- _Work required_
Where a line contains the string "values", copy that line.

Stored entries

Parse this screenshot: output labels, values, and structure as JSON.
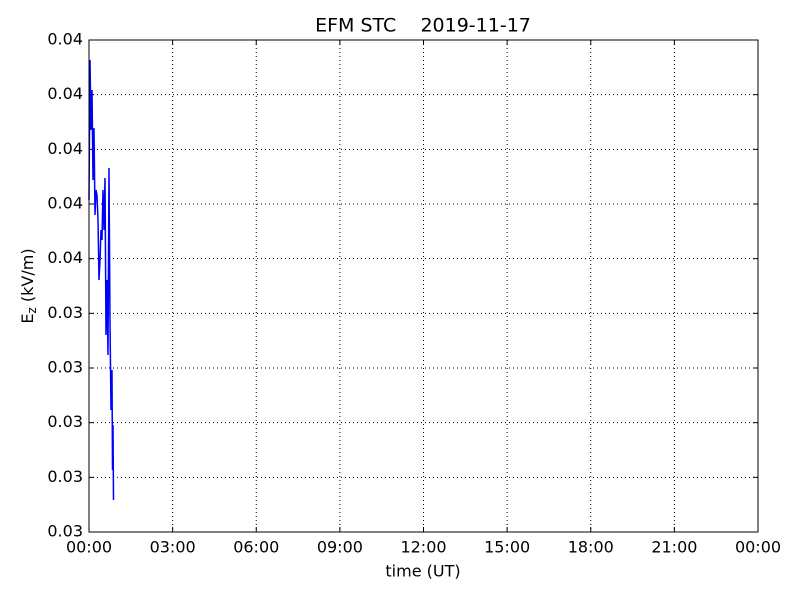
{
  "chart_data": {
    "type": "line",
    "title": "EFM STC    2019-11-17",
    "xlabel": "time (UT)",
    "ylabel": {
      "base": "E",
      "sub": "z",
      "unit": " (kV/m)"
    },
    "x": [
      0,
      0.036,
      0.072,
      0.108,
      0.143,
      0.179,
      0.215,
      0.251,
      0.287,
      0.323,
      0.359,
      0.395,
      0.43,
      0.466,
      0.502,
      0.538,
      0.574,
      0.61,
      0.646,
      0.681,
      0.717,
      0.753,
      0.789,
      0.825,
      0.843,
      0.861,
      0.879
    ],
    "series": [
      {
        "color": "#0000ff",
        "values": [
          0.035537,
          0.036817,
          0.036177,
          0.036543,
          0.03572,
          0.036195,
          0.0354,
          0.035628,
          0.035582,
          0.035354,
          0.034805,
          0.034988,
          0.035262,
          0.035171,
          0.035628,
          0.035262,
          0.035738,
          0.034302,
          0.034805,
          0.034119,
          0.035829,
          0.034439,
          0.033616,
          0.033982,
          0.033067,
          0.033479,
          0.032793
        ]
      }
    ],
    "xlim": [
      0,
      24
    ],
    "xticks": [
      {
        "value": 0,
        "label": "00:00"
      },
      {
        "value": 3,
        "label": "03:00"
      },
      {
        "value": 6,
        "label": "06:00"
      },
      {
        "value": 9,
        "label": "09:00"
      },
      {
        "value": 12,
        "label": "12:00"
      },
      {
        "value": 15,
        "label": "15:00"
      },
      {
        "value": 18,
        "label": "18:00"
      },
      {
        "value": 21,
        "label": "21:00"
      },
      {
        "value": 24,
        "label": "00:00"
      }
    ],
    "ylim": [
      0.0325,
      0.037
    ],
    "yticks": [
      {
        "value": 0.0325,
        "label": "0.03"
      },
      {
        "value": 0.033,
        "label": "0.03"
      },
      {
        "value": 0.0335,
        "label": "0.03"
      },
      {
        "value": 0.034,
        "label": "0.03"
      },
      {
        "value": 0.0345,
        "label": "0.03"
      },
      {
        "value": 0.035,
        "label": "0.04"
      },
      {
        "value": 0.0355,
        "label": "0.04"
      },
      {
        "value": 0.036,
        "label": "0.04"
      },
      {
        "value": 0.0365,
        "label": "0.04"
      },
      {
        "value": 0.037,
        "label": "0.04"
      }
    ],
    "grid": true
  }
}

- _Final result_
Parse this screenshot: output labels, values, and structure as JSON.
        "values": [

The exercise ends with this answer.